EXERCISE GOAL: Check every line below for the word "Pactual" and show those that hold it.

DATA ROWS:
-- start --

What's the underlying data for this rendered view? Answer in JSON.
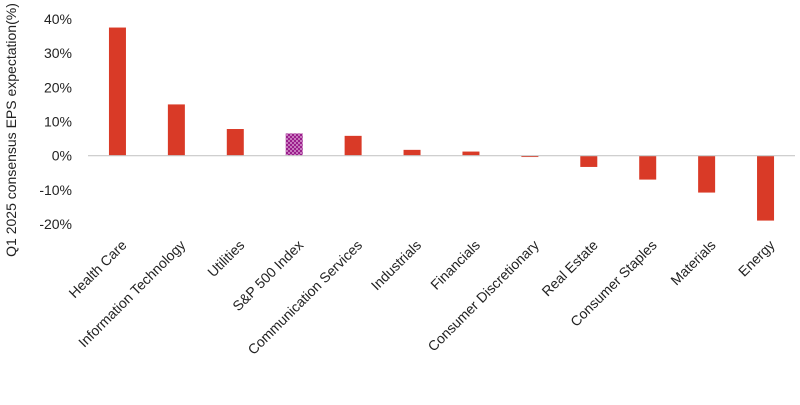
{
  "chart_data": {
    "type": "bar",
    "title": "",
    "xlabel": "",
    "ylabel": "Q1 2025 consensus EPS expectation(%)",
    "ylim": [
      -20,
      40
    ],
    "yticks": [
      -20,
      -10,
      0,
      10,
      20,
      30,
      40
    ],
    "ytick_labels": [
      "-20%",
      "-10%",
      "0%",
      "10%",
      "20%",
      "30%",
      "40%"
    ],
    "grid": false,
    "legend": "none",
    "categories": [
      "Health Care",
      "Information Technology",
      "Utilities",
      "S&P 500 Index",
      "Communication Services",
      "Industrials",
      "Financials",
      "Consumer Discretionary",
      "Real Estate",
      "Consumer Staples",
      "Materials",
      "Energy"
    ],
    "values": [
      37.5,
      15.0,
      7.8,
      6.5,
      5.8,
      1.7,
      1.2,
      -0.4,
      -3.3,
      -7.0,
      -10.8,
      -19.0
    ],
    "highlight_category": "S&P 500 Index",
    "colors": {
      "bar": "#d93a27",
      "highlight": "#9b1f8c",
      "highlight_dot": "#e7b7e0",
      "zero_line": "#c8c8c8",
      "text": "#222222"
    }
  }
}
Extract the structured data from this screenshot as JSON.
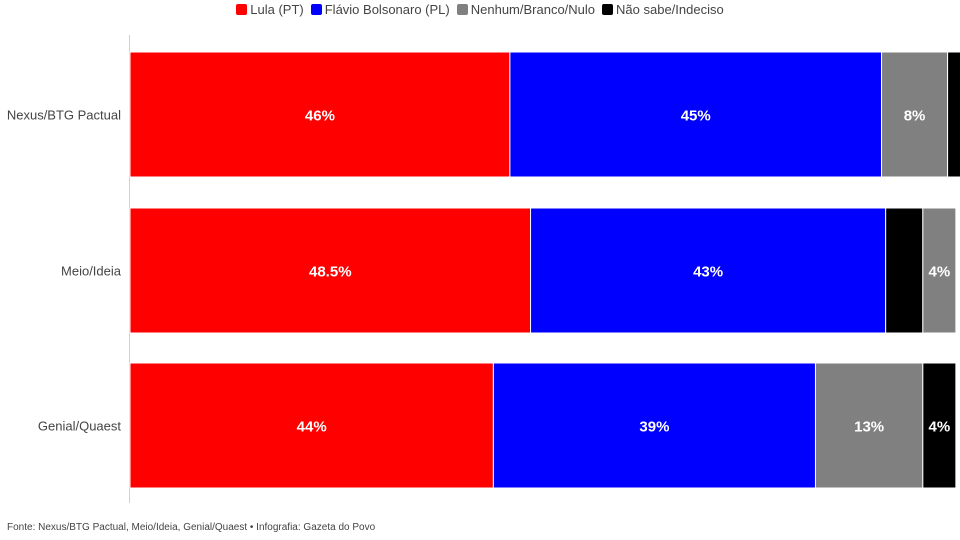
{
  "chart_data": {
    "type": "bar",
    "orientation": "horizontal",
    "stacked": true,
    "categories": [
      "Nexus/BTG Pactual",
      "Meio/Ideia",
      "Genial/Quaest"
    ],
    "series": [
      {
        "name": "Lula (PT)",
        "color": "#ff0000",
        "values": [
          46,
          48.5,
          44
        ],
        "labels": [
          "46%",
          "48.5%",
          "44%"
        ]
      },
      {
        "name": "Flávio Bolsonaro (PL)",
        "color": "#0000ff",
        "values": [
          45,
          43,
          39
        ],
        "labels": [
          "45%",
          "43%",
          "39%"
        ]
      },
      {
        "name": "Nenhum/Branco/Nulo",
        "color": "#808080",
        "values": [
          8,
          4,
          13
        ],
        "labels": [
          "8%",
          "4%",
          "13%"
        ]
      },
      {
        "name": "Não sabe/Indeciso",
        "color": "#000000",
        "values": [
          2,
          4.5,
          4
        ],
        "labels": [
          "",
          "",
          "4%"
        ]
      }
    ],
    "segment_order": [
      [
        0,
        1,
        2,
        3
      ],
      [
        0,
        1,
        3,
        2
      ],
      [
        0,
        1,
        2,
        3
      ]
    ],
    "xlim": [
      0,
      100.5
    ],
    "legend_position": "top",
    "grid": false
  },
  "footer": {
    "source": "Fonte: Nexus/BTG Pactual, Meio/Ideia, Genial/Quaest • Infografia: Gazeta do Povo"
  }
}
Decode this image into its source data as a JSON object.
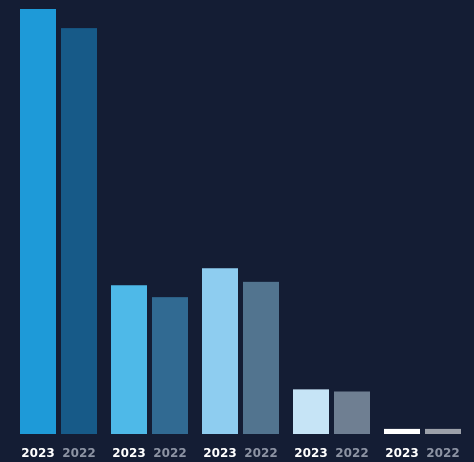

-- end --

SOLVED PROBLEM:
      "Nexus/BTG Pactual",
    "source": "Fonte: Nexus/BTG Pactual, Meio/Ideia, Genial/Quaest • Infografia: Gazeta do Povo"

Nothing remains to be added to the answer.